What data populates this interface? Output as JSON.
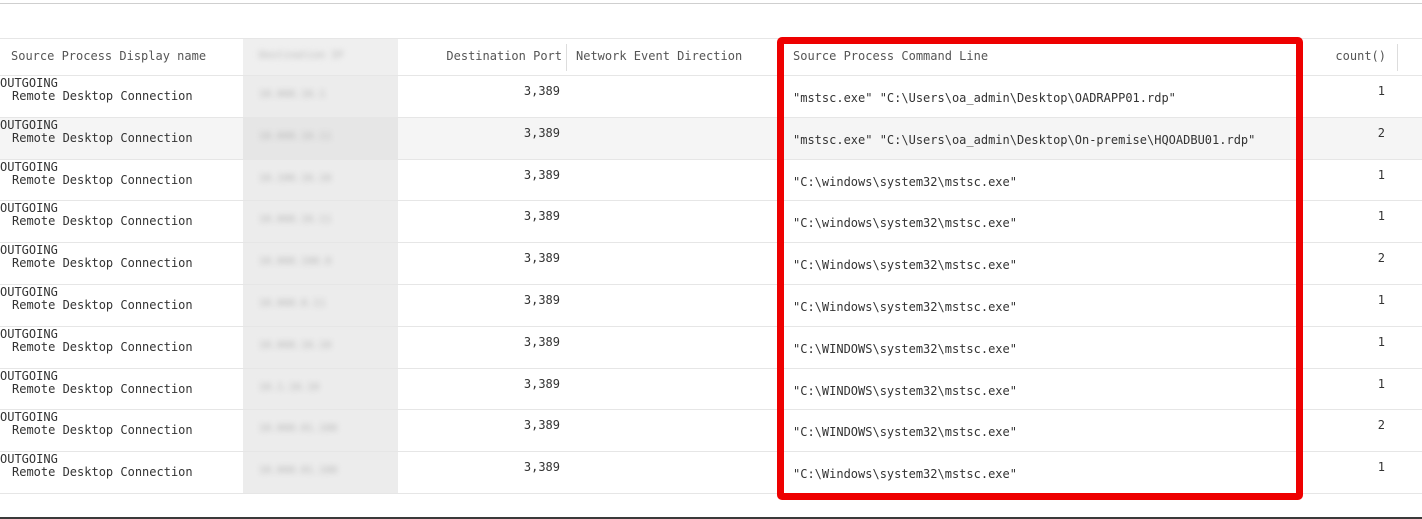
{
  "table": {
    "columns": [
      {
        "key": "name",
        "label": "Source Process Display name"
      },
      {
        "key": "ip",
        "label": "Destination IP"
      },
      {
        "key": "port",
        "label": "Destination Port"
      },
      {
        "key": "direction",
        "label": "Network Event Direction"
      },
      {
        "key": "cmd",
        "label": "Source Process Command Line"
      },
      {
        "key": "count",
        "label": "count()"
      }
    ],
    "rows": [
      {
        "name": "Remote Desktop Connection",
        "ip": "10.000.10.1",
        "port": "3,389",
        "direction": "OUTGOING",
        "cmd": "\"mstsc.exe\" \"C:\\Users\\oa_admin\\Desktop\\OADRAPP01.rdp\"",
        "count": "1"
      },
      {
        "name": "Remote Desktop Connection",
        "ip": "10.000.10.11",
        "port": "3,389",
        "direction": "OUTGOING",
        "cmd": "\"mstsc.exe\" \"C:\\Users\\oa_admin\\Desktop\\On-premise\\HQOADBU01.rdp\"",
        "count": "2"
      },
      {
        "name": "Remote Desktop Connection",
        "ip": "10.100.10.10",
        "port": "3,389",
        "direction": "OUTGOING",
        "cmd": "\"C:\\windows\\system32\\mstsc.exe\"",
        "count": "1"
      },
      {
        "name": "Remote Desktop Connection",
        "ip": "10.000.10.11",
        "port": "3,389",
        "direction": "OUTGOING",
        "cmd": "\"C:\\windows\\system32\\mstsc.exe\"",
        "count": "1"
      },
      {
        "name": "Remote Desktop Connection",
        "ip": "10.000.100.0",
        "port": "3,389",
        "direction": "OUTGOING",
        "cmd": "\"C:\\Windows\\system32\\mstsc.exe\"",
        "count": "2"
      },
      {
        "name": "Remote Desktop Connection",
        "ip": "10.000.0.11",
        "port": "3,389",
        "direction": "OUTGOING",
        "cmd": "\"C:\\Windows\\system32\\mstsc.exe\"",
        "count": "1"
      },
      {
        "name": "Remote Desktop Connection",
        "ip": "10.000.10.10",
        "port": "3,389",
        "direction": "OUTGOING",
        "cmd": "\"C:\\WINDOWS\\system32\\mstsc.exe\"",
        "count": "1"
      },
      {
        "name": "Remote Desktop Connection",
        "ip": "10.1.10.10",
        "port": "3,389",
        "direction": "OUTGOING",
        "cmd": "\"C:\\WINDOWS\\system32\\mstsc.exe\"",
        "count": "1"
      },
      {
        "name": "Remote Desktop Connection",
        "ip": "10.000.01.100",
        "port": "3,389",
        "direction": "OUTGOING",
        "cmd": "\"C:\\WINDOWS\\system32\\mstsc.exe\"",
        "count": "2"
      },
      {
        "name": "Remote Desktop Connection",
        "ip": "10.000.01.100",
        "port": "3,389",
        "direction": "OUTGOING",
        "cmd": "\"C:\\Windows\\system32\\mstsc.exe\"",
        "count": "1"
      }
    ]
  },
  "highlight": {
    "color": "#ee0000"
  }
}
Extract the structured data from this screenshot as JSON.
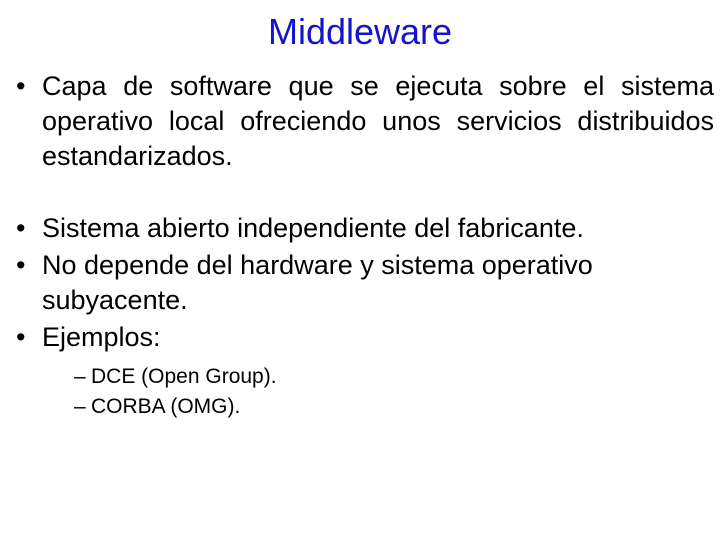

+===+

WHAT TO DO: The records above need to be given again exactly. Omit the pictures.

FINISHED EXERCISE:
What data populates this interface? Output as JSON.
{
  "table": {
    "columns": [
      {
        "key": "name",
        "label": "Source Process Display name"
      },
      {
        "key": "ip",
        "label": "Destination IP"
      },
      {
        "key": "port",
        "label": "Destination Port"
      },
      {
        "key": "direction",
        "label": "Network Event Direction"
      },
      {
        "key": "cmd",
        "label": "Source Process Command Line"
      },
      {
        "key": "count",
        "label": "count()"
      }
    ],
    "rows": [
      {
        "name": "Remote Desktop Connection",
        "ip": "10.000.10.1",
        "port": "3,389",
        "direction": "OUTGOING",
        "cmd": "\"mstsc.exe\" \"C:\\Users\\oa_admin\\Desktop\\OADRAPP01.rdp\"",
        "count": "1"
      },
      {
        "name": "Remote Desktop Connection",
        "ip": "10.000.10.11",
        "port": "3,389",
        "direction": "OUTGOING",
        "cmd": "\"mstsc.exe\" \"C:\\Users\\oa_admin\\Desktop\\On-premise\\HQOADBU01.rdp\"",
        "count": "2"
      },
      {
        "name": "Remote Desktop Connection",
        "ip": "10.100.10.10",
        "port": "3,389",
        "direction": "OUTGOING",
        "cmd": "\"C:\\windows\\system32\\mstsc.exe\"",
        "count": "1"
      },
      {
        "name": "Remote Desktop Connection",
        "ip": "10.000.10.11",
        "port": "3,389",
        "direction": "OUTGOING",
        "cmd": "\"C:\\windows\\system32\\mstsc.exe\"",
        "count": "1"
      },
      {
        "name": "Remote Desktop Connection",
        "ip": "10.000.100.0",
        "port": "3,389",
        "direction": "OUTGOING",
        "cmd": "\"C:\\Windows\\system32\\mstsc.exe\"",
        "count": "2"
      },
      {
        "name": "Remote Desktop Connection",
        "ip": "10.000.0.11",
        "port": "3,389",
        "direction": "OUTGOING",
        "cmd": "\"C:\\Windows\\system32\\mstsc.exe\"",
        "count": "1"
      },
      {
        "name": "Remote Desktop Connection",
        "ip": "10.000.10.10",
        "port": "3,389",
        "direction": "OUTGOING",
        "cmd": "\"C:\\WINDOWS\\system32\\mstsc.exe\"",
        "count": "1"
      },
      {
        "name": "Remote Desktop Connection",
        "ip": "10.1.10.10",
        "port": "3,389",
        "direction": "OUTGOING",
        "cmd": "\"C:\\WINDOWS\\system32\\mstsc.exe\"",
        "count": "1"
      },
      {
        "name": "Remote Desktop Connection",
        "ip": "10.000.01.100",
        "port": "3,389",
        "direction": "OUTGOING",
        "cmd": "\"C:\\WINDOWS\\system32\\mstsc.exe\"",
        "count": "2"
      },
      {
        "name": "Remote Desktop Connection",
        "ip": "10.000.01.100",
        "port": "3,389",
        "direction": "OUTGOING",
        "cmd": "\"C:\\Windows\\system32\\mstsc.exe\"",
        "count": "1"
      }
    ]
  },
  "highlight": {
    "color": "#ee0000"
  }
}
Extract the structured data from this screenshot as JSON.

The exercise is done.